# Start of Dataset records
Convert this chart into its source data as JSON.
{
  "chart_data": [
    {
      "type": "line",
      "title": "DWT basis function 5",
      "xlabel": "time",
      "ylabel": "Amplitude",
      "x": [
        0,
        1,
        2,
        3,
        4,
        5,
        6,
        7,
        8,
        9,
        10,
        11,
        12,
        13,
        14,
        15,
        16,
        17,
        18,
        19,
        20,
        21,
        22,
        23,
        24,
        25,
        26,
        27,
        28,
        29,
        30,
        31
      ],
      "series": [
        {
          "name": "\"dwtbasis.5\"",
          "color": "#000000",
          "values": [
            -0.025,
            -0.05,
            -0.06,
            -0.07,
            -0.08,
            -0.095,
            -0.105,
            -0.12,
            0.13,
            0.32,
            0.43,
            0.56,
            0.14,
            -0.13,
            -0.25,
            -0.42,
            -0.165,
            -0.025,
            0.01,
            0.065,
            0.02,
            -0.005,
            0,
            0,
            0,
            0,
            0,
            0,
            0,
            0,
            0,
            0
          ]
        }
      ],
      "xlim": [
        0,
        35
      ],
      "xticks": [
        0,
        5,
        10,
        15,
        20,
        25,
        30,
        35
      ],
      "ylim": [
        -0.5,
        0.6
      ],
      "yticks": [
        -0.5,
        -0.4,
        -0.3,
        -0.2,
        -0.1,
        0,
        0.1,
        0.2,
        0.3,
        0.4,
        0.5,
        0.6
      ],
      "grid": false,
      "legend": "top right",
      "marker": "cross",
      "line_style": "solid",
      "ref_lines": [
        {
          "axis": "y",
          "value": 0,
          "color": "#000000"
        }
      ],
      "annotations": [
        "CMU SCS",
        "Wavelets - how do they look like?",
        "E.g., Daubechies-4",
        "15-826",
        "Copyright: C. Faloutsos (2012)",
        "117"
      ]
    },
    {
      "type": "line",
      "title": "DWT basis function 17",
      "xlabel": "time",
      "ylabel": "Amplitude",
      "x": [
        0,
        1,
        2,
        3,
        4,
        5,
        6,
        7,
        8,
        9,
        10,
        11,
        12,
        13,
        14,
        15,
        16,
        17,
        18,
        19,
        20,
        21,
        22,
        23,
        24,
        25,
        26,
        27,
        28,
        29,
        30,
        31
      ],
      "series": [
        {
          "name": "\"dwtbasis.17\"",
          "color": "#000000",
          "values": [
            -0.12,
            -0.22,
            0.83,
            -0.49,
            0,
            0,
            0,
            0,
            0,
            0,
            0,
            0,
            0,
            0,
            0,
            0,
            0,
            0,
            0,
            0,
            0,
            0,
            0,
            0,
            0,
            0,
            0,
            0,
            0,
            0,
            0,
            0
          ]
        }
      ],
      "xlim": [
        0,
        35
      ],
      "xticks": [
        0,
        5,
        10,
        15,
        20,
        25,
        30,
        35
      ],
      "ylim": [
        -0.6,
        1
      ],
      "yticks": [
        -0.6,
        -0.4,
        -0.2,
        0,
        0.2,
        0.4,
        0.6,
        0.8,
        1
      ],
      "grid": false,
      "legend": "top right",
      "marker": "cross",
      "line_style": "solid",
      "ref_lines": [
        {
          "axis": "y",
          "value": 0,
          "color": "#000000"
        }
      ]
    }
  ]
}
# End of Dataset records
#### Written instruction:
Can you give every line above again, exactly as written?

#### Task answer:
Convert this chart into its source data as JSON.
{
  "chart_data": [
    {
      "type": "line",
      "title": "DWT basis function 5",
      "xlabel": "time",
      "ylabel": "Amplitude",
      "x": [
        0,
        1,
        2,
        3,
        4,
        5,
        6,
        7,
        8,
        9,
        10,
        11,
        12,
        13,
        14,
        15,
        16,
        17,
        18,
        19,
        20,
        21,
        22,
        23,
        24,
        25,
        26,
        27,
        28,
        29,
        30,
        31
      ],
      "series": [
        {
          "name": "\"dwtbasis.5\"",
          "color": "#000000",
          "values": [
            -0.025,
            -0.05,
            -0.06,
            -0.07,
            -0.08,
            -0.095,
            -0.105,
            -0.12,
            0.13,
            0.32,
            0.43,
            0.56,
            0.14,
            -0.13,
            -0.25,
            -0.42,
            -0.165,
            -0.025,
            0.01,
            0.065,
            0.02,
            -0.005,
            0,
            0,
            0,
            0,
            0,
            0,
            0,
            0,
            0,
            0
          ]
        }
      ],
      "xlim": [
        0,
        35
      ],
      "xticks": [
        0,
        5,
        10,
        15,
        20,
        25,
        30,
        35
      ],
      "ylim": [
        -0.5,
        0.6
      ],
      "yticks": [
        -0.5,
        -0.4,
        -0.3,
        -0.2,
        -0.1,
        0,
        0.1,
        0.2,
        0.3,
        0.4,
        0.5,
        0.6
      ],
      "grid": false,
      "legend": "top right",
      "marker": "cross",
      "line_style": "solid",
      "ref_lines": [
        {
          "axis": "y",
          "value": 0,
          "color": "#000000"
        }
      ],
      "annotations": [
        "CMU SCS",
        "Wavelets - how do they look like?",
        "E.g., Daubechies-4",
        "15-826",
        "Copyright: C. Faloutsos (2012)",
        "117"
      ]
    },
    {
      "type": "line",
      "title": "DWT basis function 17",
      "xlabel": "time",
      "ylabel": "Amplitude",
      "x": [
        0,
        1,
        2,
        3,
        4,
        5,
        6,
        7,
        8,
        9,
        10,
        11,
        12,
        13,
        14,
        15,
        16,
        17,
        18,
        19,
        20,
        21,
        22,
        23,
        24,
        25,
        26,
        27,
        28,
        29,
        30,
        31
      ],
      "series": [
        {
          "name": "\"dwtbasis.17\"",
          "color": "#000000",
          "values": [
            -0.12,
            -0.22,
            0.83,
            -0.49,
            0,
            0,
            0,
            0,
            0,
            0,
            0,
            0,
            0,
            0,
            0,
            0,
            0,
            0,
            0,
            0,
            0,
            0,
            0,
            0,
            0,
            0,
            0,
            0,
            0,
            0,
            0,
            0
          ]
        }
      ],
      "xlim": [
        0,
        35
      ],
      "xticks": [
        0,
        5,
        10,
        15,
        20,
        25,
        30,
        35
      ],
      "ylim": [
        -0.6,
        1
      ],
      "yticks": [
        -0.6,
        -0.4,
        -0.2,
        0,
        0.2,
        0.4,
        0.6,
        0.8,
        1
      ],
      "grid": false,
      "legend": "top right",
      "marker": "cross",
      "line_style": "solid",
      "ref_lines": [
        {
          "axis": "y",
          "value": 0,
          "color": "#000000"
        }
      ]
    }
  ]
}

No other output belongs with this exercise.